▸ SET PROBLEM: Leave out every picture, then transcribe the rest of the listing exactly.

▸ Rows from a dataset:
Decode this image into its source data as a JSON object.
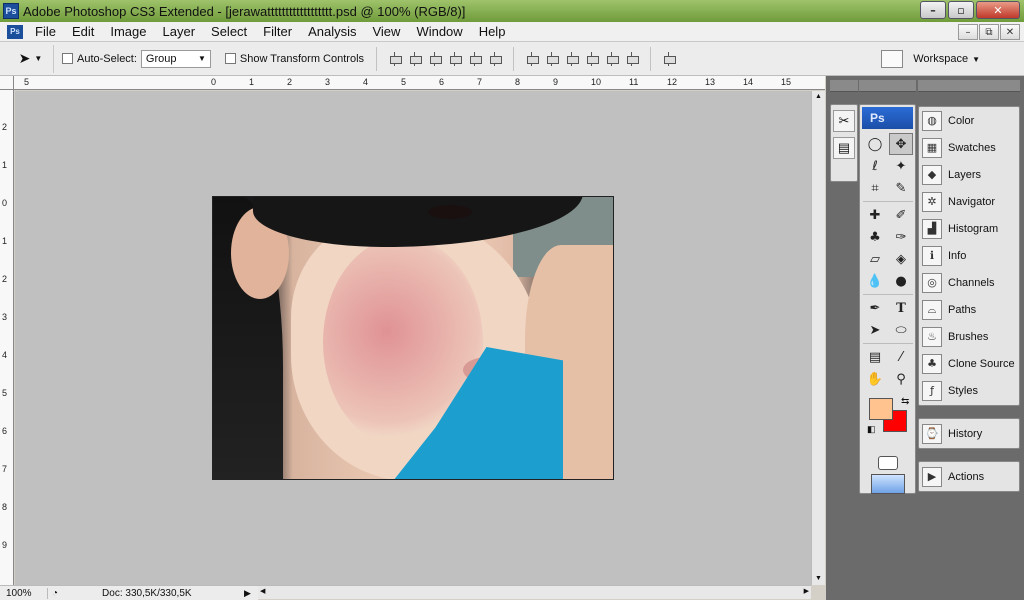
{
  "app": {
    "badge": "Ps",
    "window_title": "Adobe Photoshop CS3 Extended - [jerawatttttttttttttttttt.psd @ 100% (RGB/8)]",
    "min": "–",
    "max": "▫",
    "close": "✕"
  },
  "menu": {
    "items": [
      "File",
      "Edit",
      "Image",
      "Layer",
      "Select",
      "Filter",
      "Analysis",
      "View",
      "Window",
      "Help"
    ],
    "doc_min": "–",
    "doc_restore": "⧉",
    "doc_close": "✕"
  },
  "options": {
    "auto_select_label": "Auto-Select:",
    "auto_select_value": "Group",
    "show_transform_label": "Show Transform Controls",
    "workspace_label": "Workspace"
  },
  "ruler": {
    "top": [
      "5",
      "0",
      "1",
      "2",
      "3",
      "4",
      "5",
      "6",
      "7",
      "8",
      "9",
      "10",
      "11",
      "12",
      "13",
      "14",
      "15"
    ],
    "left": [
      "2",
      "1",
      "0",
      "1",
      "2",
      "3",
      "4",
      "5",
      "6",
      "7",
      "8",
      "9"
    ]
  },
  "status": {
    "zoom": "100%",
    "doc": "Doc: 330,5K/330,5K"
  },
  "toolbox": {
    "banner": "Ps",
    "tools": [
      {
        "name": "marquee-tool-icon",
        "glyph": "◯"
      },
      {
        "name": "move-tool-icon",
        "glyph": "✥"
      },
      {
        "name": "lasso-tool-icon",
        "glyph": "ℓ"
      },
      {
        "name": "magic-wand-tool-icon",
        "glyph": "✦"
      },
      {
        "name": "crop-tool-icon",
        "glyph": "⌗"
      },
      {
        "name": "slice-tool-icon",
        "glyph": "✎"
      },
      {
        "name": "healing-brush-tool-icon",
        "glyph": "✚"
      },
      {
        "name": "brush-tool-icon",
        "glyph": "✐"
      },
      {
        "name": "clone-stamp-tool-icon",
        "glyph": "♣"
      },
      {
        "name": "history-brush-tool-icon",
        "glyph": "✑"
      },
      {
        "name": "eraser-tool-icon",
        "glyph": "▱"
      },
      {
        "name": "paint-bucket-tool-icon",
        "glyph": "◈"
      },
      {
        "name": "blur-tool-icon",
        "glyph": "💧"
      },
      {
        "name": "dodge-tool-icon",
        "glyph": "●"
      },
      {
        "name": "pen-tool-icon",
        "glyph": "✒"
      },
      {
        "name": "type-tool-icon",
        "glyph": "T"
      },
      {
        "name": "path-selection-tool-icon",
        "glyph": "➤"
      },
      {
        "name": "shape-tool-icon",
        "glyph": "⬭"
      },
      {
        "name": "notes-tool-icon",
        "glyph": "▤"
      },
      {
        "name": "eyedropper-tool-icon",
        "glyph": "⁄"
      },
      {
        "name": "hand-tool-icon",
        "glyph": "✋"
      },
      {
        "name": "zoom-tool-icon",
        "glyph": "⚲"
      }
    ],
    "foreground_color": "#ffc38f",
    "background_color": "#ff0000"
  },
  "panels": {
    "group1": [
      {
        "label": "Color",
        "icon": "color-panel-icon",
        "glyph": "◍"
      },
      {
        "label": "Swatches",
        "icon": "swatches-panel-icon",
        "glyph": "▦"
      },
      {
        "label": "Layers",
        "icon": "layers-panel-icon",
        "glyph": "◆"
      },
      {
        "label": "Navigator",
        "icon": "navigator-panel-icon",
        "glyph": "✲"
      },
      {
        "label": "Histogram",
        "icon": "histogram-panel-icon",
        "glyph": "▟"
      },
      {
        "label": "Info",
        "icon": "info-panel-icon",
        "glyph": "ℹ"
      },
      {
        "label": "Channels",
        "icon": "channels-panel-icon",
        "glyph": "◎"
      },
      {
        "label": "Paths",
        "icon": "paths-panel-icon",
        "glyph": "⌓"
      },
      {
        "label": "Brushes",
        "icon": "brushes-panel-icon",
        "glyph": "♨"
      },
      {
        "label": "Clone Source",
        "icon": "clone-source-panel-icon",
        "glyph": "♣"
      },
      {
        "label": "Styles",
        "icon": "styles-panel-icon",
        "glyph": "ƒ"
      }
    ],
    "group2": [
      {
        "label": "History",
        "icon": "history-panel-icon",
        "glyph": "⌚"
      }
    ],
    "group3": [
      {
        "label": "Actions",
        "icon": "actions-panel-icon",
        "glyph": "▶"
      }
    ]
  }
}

▸ EXERCISE SOLUTION:
Decode this image into its source data as a JSON object.
{
  "app": {
    "badge": "Ps",
    "window_title": "Adobe Photoshop CS3 Extended - [jerawatttttttttttttttttt.psd @ 100% (RGB/8)]",
    "min": "–",
    "max": "▫",
    "close": "✕"
  },
  "menu": {
    "items": [
      "File",
      "Edit",
      "Image",
      "Layer",
      "Select",
      "Filter",
      "Analysis",
      "View",
      "Window",
      "Help"
    ],
    "doc_min": "–",
    "doc_restore": "⧉",
    "doc_close": "✕"
  },
  "options": {
    "auto_select_label": "Auto-Select:",
    "auto_select_value": "Group",
    "show_transform_label": "Show Transform Controls",
    "workspace_label": "Workspace"
  },
  "ruler": {
    "top": [
      "5",
      "0",
      "1",
      "2",
      "3",
      "4",
      "5",
      "6",
      "7",
      "8",
      "9",
      "10",
      "11",
      "12",
      "13",
      "14",
      "15"
    ],
    "left": [
      "2",
      "1",
      "0",
      "1",
      "2",
      "3",
      "4",
      "5",
      "6",
      "7",
      "8",
      "9"
    ]
  },
  "status": {
    "zoom": "100%",
    "doc": "Doc: 330,5K/330,5K"
  },
  "toolbox": {
    "banner": "Ps",
    "tools": [
      {
        "name": "marquee-tool-icon",
        "glyph": "◯"
      },
      {
        "name": "move-tool-icon",
        "glyph": "✥"
      },
      {
        "name": "lasso-tool-icon",
        "glyph": "ℓ"
      },
      {
        "name": "magic-wand-tool-icon",
        "glyph": "✦"
      },
      {
        "name": "crop-tool-icon",
        "glyph": "⌗"
      },
      {
        "name": "slice-tool-icon",
        "glyph": "✎"
      },
      {
        "name": "healing-brush-tool-icon",
        "glyph": "✚"
      },
      {
        "name": "brush-tool-icon",
        "glyph": "✐"
      },
      {
        "name": "clone-stamp-tool-icon",
        "glyph": "♣"
      },
      {
        "name": "history-brush-tool-icon",
        "glyph": "✑"
      },
      {
        "name": "eraser-tool-icon",
        "glyph": "▱"
      },
      {
        "name": "paint-bucket-tool-icon",
        "glyph": "◈"
      },
      {
        "name": "blur-tool-icon",
        "glyph": "💧"
      },
      {
        "name": "dodge-tool-icon",
        "glyph": "●"
      },
      {
        "name": "pen-tool-icon",
        "glyph": "✒"
      },
      {
        "name": "type-tool-icon",
        "glyph": "T"
      },
      {
        "name": "path-selection-tool-icon",
        "glyph": "➤"
      },
      {
        "name": "shape-tool-icon",
        "glyph": "⬭"
      },
      {
        "name": "notes-tool-icon",
        "glyph": "▤"
      },
      {
        "name": "eyedropper-tool-icon",
        "glyph": "⁄"
      },
      {
        "name": "hand-tool-icon",
        "glyph": "✋"
      },
      {
        "name": "zoom-tool-icon",
        "glyph": "⚲"
      }
    ],
    "foreground_color": "#ffc38f",
    "background_color": "#ff0000"
  },
  "panels": {
    "group1": [
      {
        "label": "Color",
        "icon": "color-panel-icon",
        "glyph": "◍"
      },
      {
        "label": "Swatches",
        "icon": "swatches-panel-icon",
        "glyph": "▦"
      },
      {
        "label": "Layers",
        "icon": "layers-panel-icon",
        "glyph": "◆"
      },
      {
        "label": "Navigator",
        "icon": "navigator-panel-icon",
        "glyph": "✲"
      },
      {
        "label": "Histogram",
        "icon": "histogram-panel-icon",
        "glyph": "▟"
      },
      {
        "label": "Info",
        "icon": "info-panel-icon",
        "glyph": "ℹ"
      },
      {
        "label": "Channels",
        "icon": "channels-panel-icon",
        "glyph": "◎"
      },
      {
        "label": "Paths",
        "icon": "paths-panel-icon",
        "glyph": "⌓"
      },
      {
        "label": "Brushes",
        "icon": "brushes-panel-icon",
        "glyph": "♨"
      },
      {
        "label": "Clone Source",
        "icon": "clone-source-panel-icon",
        "glyph": "♣"
      },
      {
        "label": "Styles",
        "icon": "styles-panel-icon",
        "glyph": "ƒ"
      }
    ],
    "group2": [
      {
        "label": "History",
        "icon": "history-panel-icon",
        "glyph": "⌚"
      }
    ],
    "group3": [
      {
        "label": "Actions",
        "icon": "actions-panel-icon",
        "glyph": "▶"
      }
    ]
  }
}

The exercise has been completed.